## Task description
In the data, extract each line that holds the string "placeholder".
.....
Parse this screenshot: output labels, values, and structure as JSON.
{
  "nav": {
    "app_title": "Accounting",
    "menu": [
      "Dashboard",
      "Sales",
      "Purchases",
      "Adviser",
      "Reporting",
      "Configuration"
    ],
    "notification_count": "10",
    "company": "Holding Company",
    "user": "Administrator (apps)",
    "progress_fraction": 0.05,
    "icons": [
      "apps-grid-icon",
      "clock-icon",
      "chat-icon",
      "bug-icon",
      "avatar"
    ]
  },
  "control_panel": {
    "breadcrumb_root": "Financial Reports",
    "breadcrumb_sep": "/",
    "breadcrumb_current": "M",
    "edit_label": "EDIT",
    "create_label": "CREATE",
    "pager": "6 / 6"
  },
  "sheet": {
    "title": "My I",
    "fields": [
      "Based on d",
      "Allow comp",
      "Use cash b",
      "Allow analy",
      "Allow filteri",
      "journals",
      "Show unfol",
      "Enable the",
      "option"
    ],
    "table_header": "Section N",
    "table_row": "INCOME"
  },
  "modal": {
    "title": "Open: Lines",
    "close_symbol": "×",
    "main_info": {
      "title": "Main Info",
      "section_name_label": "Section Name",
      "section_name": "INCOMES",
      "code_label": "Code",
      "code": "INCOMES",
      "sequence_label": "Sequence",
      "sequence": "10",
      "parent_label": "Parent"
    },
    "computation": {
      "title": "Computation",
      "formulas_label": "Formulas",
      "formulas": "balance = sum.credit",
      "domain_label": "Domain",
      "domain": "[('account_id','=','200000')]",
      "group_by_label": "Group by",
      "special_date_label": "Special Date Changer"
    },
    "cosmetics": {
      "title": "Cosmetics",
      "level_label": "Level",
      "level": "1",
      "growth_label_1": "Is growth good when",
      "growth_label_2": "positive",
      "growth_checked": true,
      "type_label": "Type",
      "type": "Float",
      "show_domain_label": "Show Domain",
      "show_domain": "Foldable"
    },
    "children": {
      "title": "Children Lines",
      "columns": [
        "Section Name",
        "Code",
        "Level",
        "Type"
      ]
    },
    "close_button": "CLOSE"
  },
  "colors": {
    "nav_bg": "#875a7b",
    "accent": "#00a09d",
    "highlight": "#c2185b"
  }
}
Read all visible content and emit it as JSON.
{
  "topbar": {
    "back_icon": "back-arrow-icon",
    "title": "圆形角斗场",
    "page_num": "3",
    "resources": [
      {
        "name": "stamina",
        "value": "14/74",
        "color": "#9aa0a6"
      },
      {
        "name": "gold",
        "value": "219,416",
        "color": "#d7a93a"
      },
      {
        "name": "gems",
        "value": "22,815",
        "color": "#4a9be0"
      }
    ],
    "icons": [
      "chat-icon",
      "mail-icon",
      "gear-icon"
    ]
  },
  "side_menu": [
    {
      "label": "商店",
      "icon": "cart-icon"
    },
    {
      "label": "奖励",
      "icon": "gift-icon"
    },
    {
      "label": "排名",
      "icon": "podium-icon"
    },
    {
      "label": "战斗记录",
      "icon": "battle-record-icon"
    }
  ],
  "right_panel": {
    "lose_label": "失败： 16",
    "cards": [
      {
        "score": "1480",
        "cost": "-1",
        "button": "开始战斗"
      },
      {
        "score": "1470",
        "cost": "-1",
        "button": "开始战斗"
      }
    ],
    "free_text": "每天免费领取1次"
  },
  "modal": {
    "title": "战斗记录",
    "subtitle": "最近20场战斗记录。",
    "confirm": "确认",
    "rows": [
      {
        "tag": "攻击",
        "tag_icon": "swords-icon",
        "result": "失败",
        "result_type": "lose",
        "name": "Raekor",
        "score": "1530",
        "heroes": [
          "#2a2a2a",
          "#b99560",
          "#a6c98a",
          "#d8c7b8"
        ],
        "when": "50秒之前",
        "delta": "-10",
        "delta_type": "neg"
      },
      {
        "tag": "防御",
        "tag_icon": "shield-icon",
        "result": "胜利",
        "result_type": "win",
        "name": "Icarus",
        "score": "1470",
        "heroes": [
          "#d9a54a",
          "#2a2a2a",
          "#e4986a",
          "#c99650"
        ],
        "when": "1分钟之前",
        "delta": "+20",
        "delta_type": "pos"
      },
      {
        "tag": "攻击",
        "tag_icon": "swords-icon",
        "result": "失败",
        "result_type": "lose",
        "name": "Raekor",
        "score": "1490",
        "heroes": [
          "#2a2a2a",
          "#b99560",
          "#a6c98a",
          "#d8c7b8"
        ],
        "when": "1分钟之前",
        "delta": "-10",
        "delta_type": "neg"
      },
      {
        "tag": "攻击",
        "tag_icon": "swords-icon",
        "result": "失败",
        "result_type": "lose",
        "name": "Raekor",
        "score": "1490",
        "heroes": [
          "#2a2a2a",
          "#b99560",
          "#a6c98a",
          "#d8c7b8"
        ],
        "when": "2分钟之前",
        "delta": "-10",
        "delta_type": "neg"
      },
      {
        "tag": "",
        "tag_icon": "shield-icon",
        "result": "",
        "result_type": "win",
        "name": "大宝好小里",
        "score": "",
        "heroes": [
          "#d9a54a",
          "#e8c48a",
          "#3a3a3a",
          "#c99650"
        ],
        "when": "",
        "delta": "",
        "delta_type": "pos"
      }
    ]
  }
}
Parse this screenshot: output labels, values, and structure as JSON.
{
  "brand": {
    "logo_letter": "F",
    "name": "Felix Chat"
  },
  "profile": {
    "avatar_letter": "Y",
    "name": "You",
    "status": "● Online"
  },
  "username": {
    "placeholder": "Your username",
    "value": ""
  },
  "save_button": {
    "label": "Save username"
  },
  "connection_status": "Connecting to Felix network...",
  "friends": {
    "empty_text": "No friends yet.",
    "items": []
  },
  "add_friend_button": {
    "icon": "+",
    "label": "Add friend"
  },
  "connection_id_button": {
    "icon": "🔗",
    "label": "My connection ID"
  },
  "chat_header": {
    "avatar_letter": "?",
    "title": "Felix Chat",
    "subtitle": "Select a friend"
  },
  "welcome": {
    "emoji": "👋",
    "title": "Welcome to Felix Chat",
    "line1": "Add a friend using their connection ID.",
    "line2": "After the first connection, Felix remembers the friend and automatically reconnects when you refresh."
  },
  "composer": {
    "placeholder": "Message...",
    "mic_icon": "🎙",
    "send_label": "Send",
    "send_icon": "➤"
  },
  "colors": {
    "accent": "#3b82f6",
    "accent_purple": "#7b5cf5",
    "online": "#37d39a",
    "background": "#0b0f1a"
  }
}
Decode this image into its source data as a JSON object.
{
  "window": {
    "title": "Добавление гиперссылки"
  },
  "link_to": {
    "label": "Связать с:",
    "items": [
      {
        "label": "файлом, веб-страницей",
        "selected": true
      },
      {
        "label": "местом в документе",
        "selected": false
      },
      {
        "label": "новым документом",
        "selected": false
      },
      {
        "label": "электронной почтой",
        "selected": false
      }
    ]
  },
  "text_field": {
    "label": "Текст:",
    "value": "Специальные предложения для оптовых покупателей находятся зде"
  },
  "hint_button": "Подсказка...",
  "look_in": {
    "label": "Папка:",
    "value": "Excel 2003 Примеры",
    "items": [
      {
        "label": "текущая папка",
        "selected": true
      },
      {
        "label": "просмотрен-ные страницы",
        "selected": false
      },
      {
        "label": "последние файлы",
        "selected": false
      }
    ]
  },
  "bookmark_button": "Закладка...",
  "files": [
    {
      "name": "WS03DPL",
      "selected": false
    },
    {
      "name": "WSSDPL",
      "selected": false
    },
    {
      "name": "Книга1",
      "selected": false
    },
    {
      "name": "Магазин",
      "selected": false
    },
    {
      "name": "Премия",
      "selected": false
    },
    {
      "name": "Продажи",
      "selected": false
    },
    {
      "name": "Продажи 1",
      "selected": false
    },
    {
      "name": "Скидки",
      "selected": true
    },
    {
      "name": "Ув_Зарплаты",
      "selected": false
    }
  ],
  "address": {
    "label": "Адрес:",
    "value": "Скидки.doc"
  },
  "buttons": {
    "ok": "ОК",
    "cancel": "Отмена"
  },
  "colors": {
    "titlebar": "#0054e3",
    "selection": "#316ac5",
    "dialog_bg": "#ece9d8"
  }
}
.....
## Written reply
    "placeholder": "Your username",
    "placeholder": "Message...",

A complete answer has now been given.